▶ **Exercise**
Only the number is wanted: count the lines that include the word "보건복지부".

▶ **Records for this task**
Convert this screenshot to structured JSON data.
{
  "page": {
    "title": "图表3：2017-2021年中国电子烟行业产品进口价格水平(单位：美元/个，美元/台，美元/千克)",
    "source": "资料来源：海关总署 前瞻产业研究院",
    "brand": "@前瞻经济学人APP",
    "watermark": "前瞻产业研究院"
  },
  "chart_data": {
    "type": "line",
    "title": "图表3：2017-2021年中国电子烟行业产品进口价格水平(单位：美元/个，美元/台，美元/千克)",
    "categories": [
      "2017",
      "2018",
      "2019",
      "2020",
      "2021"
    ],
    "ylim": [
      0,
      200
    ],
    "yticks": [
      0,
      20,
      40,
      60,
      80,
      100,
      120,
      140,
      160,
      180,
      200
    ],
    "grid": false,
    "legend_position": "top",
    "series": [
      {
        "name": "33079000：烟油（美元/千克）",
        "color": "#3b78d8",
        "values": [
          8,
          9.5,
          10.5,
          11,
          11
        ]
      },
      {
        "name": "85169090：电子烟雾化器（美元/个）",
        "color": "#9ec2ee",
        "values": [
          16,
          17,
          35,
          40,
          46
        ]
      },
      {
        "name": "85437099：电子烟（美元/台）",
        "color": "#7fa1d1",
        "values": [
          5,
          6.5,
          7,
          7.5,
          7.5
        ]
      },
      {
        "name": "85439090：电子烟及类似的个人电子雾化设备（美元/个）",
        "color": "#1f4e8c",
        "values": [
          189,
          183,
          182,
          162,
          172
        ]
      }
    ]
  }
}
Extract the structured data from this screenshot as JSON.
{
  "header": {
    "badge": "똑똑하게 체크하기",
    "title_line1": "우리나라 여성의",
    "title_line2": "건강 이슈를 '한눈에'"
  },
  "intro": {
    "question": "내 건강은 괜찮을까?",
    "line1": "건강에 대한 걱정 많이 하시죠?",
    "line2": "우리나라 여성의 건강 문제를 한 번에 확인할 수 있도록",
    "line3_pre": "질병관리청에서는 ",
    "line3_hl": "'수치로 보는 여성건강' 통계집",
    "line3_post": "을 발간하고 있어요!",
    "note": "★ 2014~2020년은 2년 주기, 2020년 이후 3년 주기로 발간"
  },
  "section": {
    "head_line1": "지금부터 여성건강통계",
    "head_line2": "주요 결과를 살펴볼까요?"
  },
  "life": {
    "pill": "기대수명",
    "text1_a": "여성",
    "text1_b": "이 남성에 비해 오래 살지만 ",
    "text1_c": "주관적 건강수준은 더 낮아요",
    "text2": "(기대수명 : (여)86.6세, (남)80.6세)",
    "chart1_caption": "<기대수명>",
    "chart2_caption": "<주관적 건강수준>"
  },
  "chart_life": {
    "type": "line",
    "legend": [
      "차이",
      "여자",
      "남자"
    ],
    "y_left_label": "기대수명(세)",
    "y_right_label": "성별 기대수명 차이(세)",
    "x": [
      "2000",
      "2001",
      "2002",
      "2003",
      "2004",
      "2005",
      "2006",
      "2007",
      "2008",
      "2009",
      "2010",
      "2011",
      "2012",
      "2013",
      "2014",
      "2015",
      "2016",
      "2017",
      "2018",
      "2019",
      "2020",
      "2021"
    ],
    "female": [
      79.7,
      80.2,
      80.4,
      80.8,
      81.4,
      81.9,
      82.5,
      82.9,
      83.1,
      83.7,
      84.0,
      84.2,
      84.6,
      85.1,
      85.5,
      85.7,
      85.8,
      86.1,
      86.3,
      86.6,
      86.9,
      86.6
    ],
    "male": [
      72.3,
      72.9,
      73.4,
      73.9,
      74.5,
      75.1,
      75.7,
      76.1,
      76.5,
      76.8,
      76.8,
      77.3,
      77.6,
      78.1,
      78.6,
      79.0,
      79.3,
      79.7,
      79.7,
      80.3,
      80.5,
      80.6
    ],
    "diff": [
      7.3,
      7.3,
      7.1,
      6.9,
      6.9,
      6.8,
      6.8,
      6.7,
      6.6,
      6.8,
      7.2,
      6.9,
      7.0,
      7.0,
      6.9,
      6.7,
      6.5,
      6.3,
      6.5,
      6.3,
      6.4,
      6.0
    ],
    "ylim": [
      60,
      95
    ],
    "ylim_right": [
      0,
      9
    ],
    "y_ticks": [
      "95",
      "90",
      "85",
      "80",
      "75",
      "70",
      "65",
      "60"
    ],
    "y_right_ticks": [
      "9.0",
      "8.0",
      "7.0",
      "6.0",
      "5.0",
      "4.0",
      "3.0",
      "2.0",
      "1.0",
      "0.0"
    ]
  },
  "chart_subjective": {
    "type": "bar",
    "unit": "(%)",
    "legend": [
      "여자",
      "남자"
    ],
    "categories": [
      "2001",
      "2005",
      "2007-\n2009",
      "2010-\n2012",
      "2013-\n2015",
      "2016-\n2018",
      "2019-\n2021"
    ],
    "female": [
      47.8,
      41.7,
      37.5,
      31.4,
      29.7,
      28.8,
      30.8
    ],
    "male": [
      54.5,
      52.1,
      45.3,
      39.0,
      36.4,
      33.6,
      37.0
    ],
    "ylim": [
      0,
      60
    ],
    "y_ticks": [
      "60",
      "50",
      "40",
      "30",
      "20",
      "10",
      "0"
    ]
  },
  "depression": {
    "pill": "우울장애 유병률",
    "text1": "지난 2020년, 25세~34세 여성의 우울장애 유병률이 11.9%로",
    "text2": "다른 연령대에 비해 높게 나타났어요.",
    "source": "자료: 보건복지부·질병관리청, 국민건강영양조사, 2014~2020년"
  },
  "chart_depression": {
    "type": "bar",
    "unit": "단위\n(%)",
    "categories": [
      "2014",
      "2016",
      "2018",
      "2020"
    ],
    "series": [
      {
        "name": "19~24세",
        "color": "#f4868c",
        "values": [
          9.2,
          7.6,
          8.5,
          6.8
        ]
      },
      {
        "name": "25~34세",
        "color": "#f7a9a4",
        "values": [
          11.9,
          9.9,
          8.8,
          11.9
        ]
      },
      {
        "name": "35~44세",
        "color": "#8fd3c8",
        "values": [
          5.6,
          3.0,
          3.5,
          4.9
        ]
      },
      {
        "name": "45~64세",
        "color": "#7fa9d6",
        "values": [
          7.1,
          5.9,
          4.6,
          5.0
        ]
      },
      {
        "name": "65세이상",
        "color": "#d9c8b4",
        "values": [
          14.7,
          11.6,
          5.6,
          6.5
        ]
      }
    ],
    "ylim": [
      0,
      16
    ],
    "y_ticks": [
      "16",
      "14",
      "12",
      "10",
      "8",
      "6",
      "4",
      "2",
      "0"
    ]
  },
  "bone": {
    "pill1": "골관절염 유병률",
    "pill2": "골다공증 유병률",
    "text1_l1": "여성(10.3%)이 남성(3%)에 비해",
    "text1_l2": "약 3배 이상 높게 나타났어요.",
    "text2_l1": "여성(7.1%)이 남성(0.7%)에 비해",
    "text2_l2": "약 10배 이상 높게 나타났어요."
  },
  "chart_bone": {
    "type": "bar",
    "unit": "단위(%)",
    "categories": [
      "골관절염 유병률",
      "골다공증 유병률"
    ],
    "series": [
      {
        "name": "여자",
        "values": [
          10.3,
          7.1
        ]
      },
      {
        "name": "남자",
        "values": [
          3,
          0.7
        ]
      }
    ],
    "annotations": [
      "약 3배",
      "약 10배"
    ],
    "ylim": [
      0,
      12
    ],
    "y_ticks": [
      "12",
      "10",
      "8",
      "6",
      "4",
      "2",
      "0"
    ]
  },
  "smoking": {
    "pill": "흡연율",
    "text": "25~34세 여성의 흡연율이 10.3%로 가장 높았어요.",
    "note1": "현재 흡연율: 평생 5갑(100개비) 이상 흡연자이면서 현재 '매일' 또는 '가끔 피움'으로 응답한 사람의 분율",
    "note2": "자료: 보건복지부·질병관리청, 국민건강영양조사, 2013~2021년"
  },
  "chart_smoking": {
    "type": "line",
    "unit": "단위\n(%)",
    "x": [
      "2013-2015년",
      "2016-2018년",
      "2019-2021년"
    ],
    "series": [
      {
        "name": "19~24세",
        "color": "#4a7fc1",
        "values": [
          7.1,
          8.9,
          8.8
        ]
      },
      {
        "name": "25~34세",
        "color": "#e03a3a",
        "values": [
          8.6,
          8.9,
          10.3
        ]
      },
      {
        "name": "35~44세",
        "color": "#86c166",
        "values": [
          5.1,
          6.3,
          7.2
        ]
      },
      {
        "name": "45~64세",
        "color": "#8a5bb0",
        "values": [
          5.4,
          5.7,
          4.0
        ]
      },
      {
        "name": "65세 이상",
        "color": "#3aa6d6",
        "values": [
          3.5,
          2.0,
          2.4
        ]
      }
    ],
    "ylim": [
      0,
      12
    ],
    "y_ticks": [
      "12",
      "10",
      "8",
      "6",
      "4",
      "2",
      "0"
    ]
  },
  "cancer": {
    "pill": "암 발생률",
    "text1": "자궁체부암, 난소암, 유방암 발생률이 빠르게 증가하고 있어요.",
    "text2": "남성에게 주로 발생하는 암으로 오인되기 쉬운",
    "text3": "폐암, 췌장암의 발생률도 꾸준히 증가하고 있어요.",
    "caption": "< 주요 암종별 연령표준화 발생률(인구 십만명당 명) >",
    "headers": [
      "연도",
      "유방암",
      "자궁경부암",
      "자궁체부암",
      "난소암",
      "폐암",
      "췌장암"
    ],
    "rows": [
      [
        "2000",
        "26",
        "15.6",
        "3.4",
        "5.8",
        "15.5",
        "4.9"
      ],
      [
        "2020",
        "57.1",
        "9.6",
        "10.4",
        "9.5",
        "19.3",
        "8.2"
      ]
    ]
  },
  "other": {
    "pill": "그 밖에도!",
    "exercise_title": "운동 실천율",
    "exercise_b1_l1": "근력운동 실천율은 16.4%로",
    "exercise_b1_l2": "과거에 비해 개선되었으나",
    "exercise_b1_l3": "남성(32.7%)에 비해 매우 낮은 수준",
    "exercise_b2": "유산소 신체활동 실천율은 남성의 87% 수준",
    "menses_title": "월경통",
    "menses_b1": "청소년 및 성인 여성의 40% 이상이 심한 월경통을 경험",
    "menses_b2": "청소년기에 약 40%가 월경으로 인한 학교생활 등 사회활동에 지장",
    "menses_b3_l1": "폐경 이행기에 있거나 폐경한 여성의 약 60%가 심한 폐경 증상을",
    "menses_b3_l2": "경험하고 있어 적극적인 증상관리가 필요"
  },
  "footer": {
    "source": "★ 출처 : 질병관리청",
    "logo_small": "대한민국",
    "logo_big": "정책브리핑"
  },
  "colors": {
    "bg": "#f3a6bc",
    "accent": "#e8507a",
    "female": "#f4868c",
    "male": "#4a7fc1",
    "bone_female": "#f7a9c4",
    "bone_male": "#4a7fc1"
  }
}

▶ **Problem solution**
2